**Data provided:**
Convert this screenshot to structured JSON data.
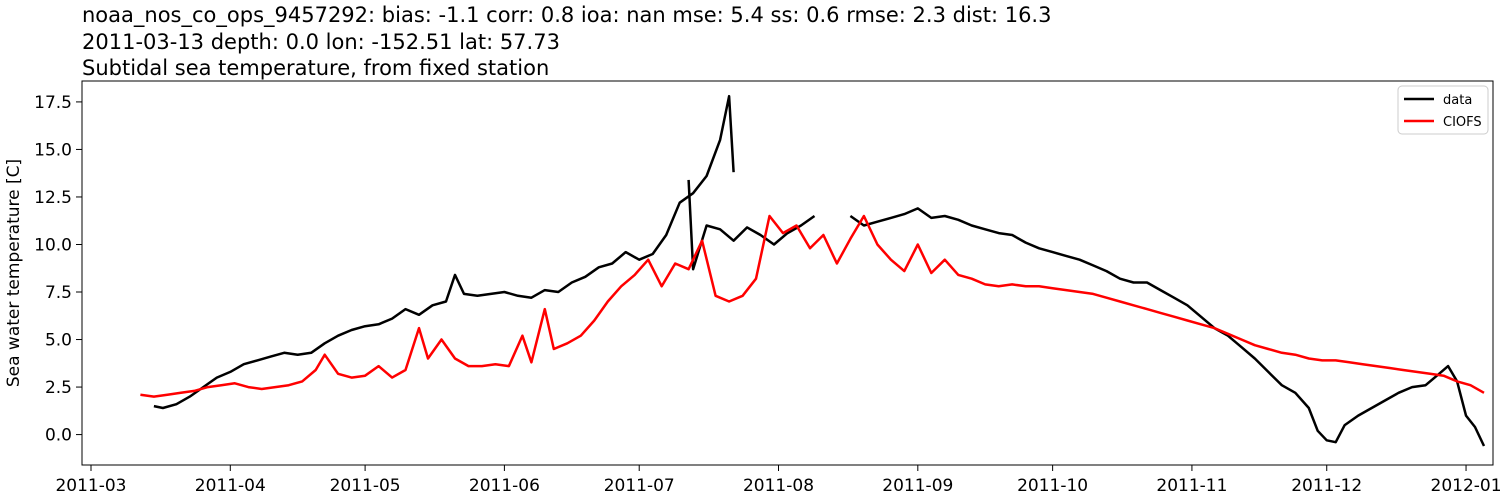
{
  "chart_data": {
    "type": "line",
    "title_lines": [
      "noaa_nos_co_ops_9457292: bias: -1.1  corr: 0.8  ioa: nan  mse: 5.4  ss: 0.6  rmse: 2.3  dist: 16.3",
      "2011-03-13 depth: 0.0 lon: -152.51 lat: 57.73",
      "Subtidal sea temperature, from fixed station"
    ],
    "xlabel": "",
    "ylabel": "Sea water temperature [C]",
    "x_ticks": [
      "2011-03",
      "2011-04",
      "2011-05",
      "2011-06",
      "2011-07",
      "2011-08",
      "2011-09",
      "2011-10",
      "2011-11",
      "2011-12",
      "2012-01"
    ],
    "y_ticks": [
      "0.0",
      "2.5",
      "5.0",
      "7.5",
      "10.0",
      "12.5",
      "15.0",
      "17.5"
    ],
    "xlim": [
      "2011-02-27",
      "2012-01-07"
    ],
    "ylim": [
      -1.6,
      18.6
    ],
    "grid": false,
    "legend_position": "upper right",
    "series": [
      {
        "name": "data",
        "color": "#000000",
        "segments": [
          [
            [
              "2011-03-15",
              1.5
            ],
            [
              "2011-03-17",
              1.4
            ],
            [
              "2011-03-20",
              1.6
            ],
            [
              "2011-03-23",
              2.0
            ],
            [
              "2011-03-26",
              2.5
            ],
            [
              "2011-03-29",
              3.0
            ],
            [
              "2011-04-01",
              3.3
            ],
            [
              "2011-04-04",
              3.7
            ],
            [
              "2011-04-07",
              3.9
            ],
            [
              "2011-04-10",
              4.1
            ],
            [
              "2011-04-13",
              4.3
            ],
            [
              "2011-04-16",
              4.2
            ],
            [
              "2011-04-19",
              4.3
            ],
            [
              "2011-04-22",
              4.8
            ],
            [
              "2011-04-25",
              5.2
            ],
            [
              "2011-04-28",
              5.5
            ],
            [
              "2011-05-01",
              5.7
            ],
            [
              "2011-05-04",
              5.8
            ],
            [
              "2011-05-07",
              6.1
            ],
            [
              "2011-05-10",
              6.6
            ],
            [
              "2011-05-13",
              6.3
            ],
            [
              "2011-05-16",
              6.8
            ],
            [
              "2011-05-19",
              7.0
            ],
            [
              "2011-05-21",
              8.4
            ],
            [
              "2011-05-23",
              7.4
            ],
            [
              "2011-05-26",
              7.3
            ],
            [
              "2011-05-29",
              7.4
            ],
            [
              "2011-06-01",
              7.5
            ],
            [
              "2011-06-04",
              7.3
            ],
            [
              "2011-06-07",
              7.2
            ],
            [
              "2011-06-10",
              7.6
            ],
            [
              "2011-06-13",
              7.5
            ],
            [
              "2011-06-16",
              8.0
            ],
            [
              "2011-06-19",
              8.3
            ],
            [
              "2011-06-22",
              8.8
            ],
            [
              "2011-06-25",
              9.0
            ],
            [
              "2011-06-28",
              9.6
            ],
            [
              "2011-07-01",
              9.2
            ],
            [
              "2011-07-04",
              9.5
            ],
            [
              "2011-07-07",
              10.5
            ],
            [
              "2011-07-10",
              12.2
            ],
            [
              "2011-07-13",
              12.7
            ],
            [
              "2011-07-16",
              13.6
            ],
            [
              "2011-07-19",
              15.5
            ],
            [
              "2011-07-21",
              17.8
            ],
            [
              "2011-07-22",
              13.8
            ]
          ],
          [
            [
              "2011-07-12",
              13.4
            ],
            [
              "2011-07-13",
              8.7
            ],
            [
              "2011-07-16",
              11.0
            ],
            [
              "2011-07-19",
              10.8
            ],
            [
              "2011-07-22",
              10.2
            ],
            [
              "2011-07-25",
              10.9
            ],
            [
              "2011-07-28",
              10.5
            ],
            [
              "2011-07-31",
              10.0
            ],
            [
              "2011-08-03",
              10.6
            ],
            [
              "2011-08-06",
              11.0
            ],
            [
              "2011-08-09",
              11.5
            ]
          ],
          [
            [
              "2011-08-17",
              11.5
            ],
            [
              "2011-08-20",
              11.0
            ],
            [
              "2011-08-23",
              11.2
            ],
            [
              "2011-08-26",
              11.4
            ],
            [
              "2011-08-29",
              11.6
            ],
            [
              "2011-09-01",
              11.9
            ],
            [
              "2011-09-04",
              11.4
            ],
            [
              "2011-09-07",
              11.5
            ],
            [
              "2011-09-10",
              11.3
            ],
            [
              "2011-09-13",
              11.0
            ],
            [
              "2011-09-16",
              10.8
            ],
            [
              "2011-09-19",
              10.6
            ],
            [
              "2011-09-22",
              10.5
            ],
            [
              "2011-09-25",
              10.1
            ],
            [
              "2011-09-28",
              9.8
            ],
            [
              "2011-10-01",
              9.6
            ],
            [
              "2011-10-04",
              9.4
            ],
            [
              "2011-10-07",
              9.2
            ],
            [
              "2011-10-10",
              8.9
            ],
            [
              "2011-10-13",
              8.6
            ],
            [
              "2011-10-16",
              8.2
            ],
            [
              "2011-10-19",
              8.0
            ],
            [
              "2011-10-22",
              8.0
            ],
            [
              "2011-10-25",
              7.6
            ],
            [
              "2011-10-28",
              7.2
            ],
            [
              "2011-10-31",
              6.8
            ],
            [
              "2011-11-03",
              6.2
            ],
            [
              "2011-11-06",
              5.6
            ],
            [
              "2011-11-09",
              5.2
            ],
            [
              "2011-11-12",
              4.6
            ],
            [
              "2011-11-15",
              4.0
            ],
            [
              "2011-11-18",
              3.3
            ],
            [
              "2011-11-21",
              2.6
            ],
            [
              "2011-11-24",
              2.2
            ],
            [
              "2011-11-27",
              1.4
            ],
            [
              "2011-11-29",
              0.2
            ],
            [
              "2011-12-01",
              -0.3
            ],
            [
              "2011-12-03",
              -0.4
            ],
            [
              "2011-12-05",
              0.5
            ],
            [
              "2011-12-08",
              1.0
            ],
            [
              "2011-12-11",
              1.4
            ],
            [
              "2011-12-14",
              1.8
            ],
            [
              "2011-12-17",
              2.2
            ],
            [
              "2011-12-20",
              2.5
            ],
            [
              "2011-12-23",
              2.6
            ],
            [
              "2011-12-26",
              3.2
            ],
            [
              "2011-12-28",
              3.6
            ],
            [
              "2011-12-30",
              2.8
            ],
            [
              "2012-01-01",
              1.0
            ],
            [
              "2012-01-03",
              0.4
            ],
            [
              "2012-01-05",
              -0.6
            ]
          ]
        ]
      },
      {
        "name": "CIOFS",
        "color": "#ff0000",
        "segments": [
          [
            [
              "2011-03-12",
              2.1
            ],
            [
              "2011-03-15",
              2.0
            ],
            [
              "2011-03-18",
              2.1
            ],
            [
              "2011-03-21",
              2.2
            ],
            [
              "2011-03-24",
              2.3
            ],
            [
              "2011-03-27",
              2.5
            ],
            [
              "2011-03-30",
              2.6
            ],
            [
              "2011-04-02",
              2.7
            ],
            [
              "2011-04-05",
              2.5
            ],
            [
              "2011-04-08",
              2.4
            ],
            [
              "2011-04-11",
              2.5
            ],
            [
              "2011-04-14",
              2.6
            ],
            [
              "2011-04-17",
              2.8
            ],
            [
              "2011-04-20",
              3.4
            ],
            [
              "2011-04-22",
              4.2
            ],
            [
              "2011-04-25",
              3.2
            ],
            [
              "2011-04-28",
              3.0
            ],
            [
              "2011-05-01",
              3.1
            ],
            [
              "2011-05-04",
              3.6
            ],
            [
              "2011-05-07",
              3.0
            ],
            [
              "2011-05-10",
              3.4
            ],
            [
              "2011-05-13",
              5.6
            ],
            [
              "2011-05-15",
              4.0
            ],
            [
              "2011-05-18",
              5.0
            ],
            [
              "2011-05-21",
              4.0
            ],
            [
              "2011-05-24",
              3.6
            ],
            [
              "2011-05-27",
              3.6
            ],
            [
              "2011-05-30",
              3.7
            ],
            [
              "2011-06-02",
              3.6
            ],
            [
              "2011-06-05",
              5.2
            ],
            [
              "2011-06-07",
              3.8
            ],
            [
              "2011-06-10",
              6.6
            ],
            [
              "2011-06-12",
              4.5
            ],
            [
              "2011-06-15",
              4.8
            ],
            [
              "2011-06-18",
              5.2
            ],
            [
              "2011-06-21",
              6.0
            ],
            [
              "2011-06-24",
              7.0
            ],
            [
              "2011-06-27",
              7.8
            ],
            [
              "2011-06-30",
              8.4
            ],
            [
              "2011-07-03",
              9.2
            ],
            [
              "2011-07-06",
              7.8
            ],
            [
              "2011-07-09",
              9.0
            ],
            [
              "2011-07-12",
              8.7
            ],
            [
              "2011-07-15",
              10.2
            ],
            [
              "2011-07-18",
              7.3
            ],
            [
              "2011-07-21",
              7.0
            ],
            [
              "2011-07-24",
              7.3
            ],
            [
              "2011-07-27",
              8.2
            ],
            [
              "2011-07-30",
              11.5
            ],
            [
              "2011-08-02",
              10.6
            ],
            [
              "2011-08-05",
              11.0
            ],
            [
              "2011-08-08",
              9.8
            ],
            [
              "2011-08-11",
              10.5
            ],
            [
              "2011-08-14",
              9.0
            ],
            [
              "2011-08-17",
              10.3
            ],
            [
              "2011-08-20",
              11.5
            ],
            [
              "2011-08-23",
              10.0
            ],
            [
              "2011-08-26",
              9.2
            ],
            [
              "2011-08-29",
              8.6
            ],
            [
              "2011-09-01",
              10.0
            ],
            [
              "2011-09-04",
              8.5
            ],
            [
              "2011-09-07",
              9.2
            ],
            [
              "2011-09-10",
              8.4
            ],
            [
              "2011-09-13",
              8.2
            ],
            [
              "2011-09-16",
              7.9
            ],
            [
              "2011-09-19",
              7.8
            ],
            [
              "2011-09-22",
              7.9
            ],
            [
              "2011-09-25",
              7.8
            ],
            [
              "2011-09-28",
              7.8
            ],
            [
              "2011-10-01",
              7.7
            ],
            [
              "2011-10-04",
              7.6
            ],
            [
              "2011-10-07",
              7.5
            ],
            [
              "2011-10-10",
              7.4
            ],
            [
              "2011-10-13",
              7.2
            ],
            [
              "2011-10-16",
              7.0
            ],
            [
              "2011-10-19",
              6.8
            ],
            [
              "2011-10-22",
              6.6
            ],
            [
              "2011-10-25",
              6.4
            ],
            [
              "2011-10-28",
              6.2
            ],
            [
              "2011-10-31",
              6.0
            ],
            [
              "2011-11-03",
              5.8
            ],
            [
              "2011-11-06",
              5.6
            ],
            [
              "2011-11-09",
              5.3
            ],
            [
              "2011-11-12",
              5.0
            ],
            [
              "2011-11-15",
              4.7
            ],
            [
              "2011-11-18",
              4.5
            ],
            [
              "2011-11-21",
              4.3
            ],
            [
              "2011-11-24",
              4.2
            ],
            [
              "2011-11-27",
              4.0
            ],
            [
              "2011-11-30",
              3.9
            ],
            [
              "2011-12-03",
              3.9
            ],
            [
              "2011-12-06",
              3.8
            ],
            [
              "2011-12-09",
              3.7
            ],
            [
              "2011-12-12",
              3.6
            ],
            [
              "2011-12-15",
              3.5
            ],
            [
              "2011-12-18",
              3.4
            ],
            [
              "2011-12-21",
              3.3
            ],
            [
              "2011-12-24",
              3.2
            ],
            [
              "2011-12-27",
              3.1
            ],
            [
              "2011-12-30",
              2.8
            ],
            [
              "2012-01-02",
              2.6
            ],
            [
              "2012-01-05",
              2.2
            ]
          ]
        ]
      }
    ]
  }
}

**Problem description:** Where a line above contains the word "temperature", copy that line.

**Output for this task:**
      "Subtidal sea temperature, from fixed station"
    "ylabel": "Sea water temperature [C]",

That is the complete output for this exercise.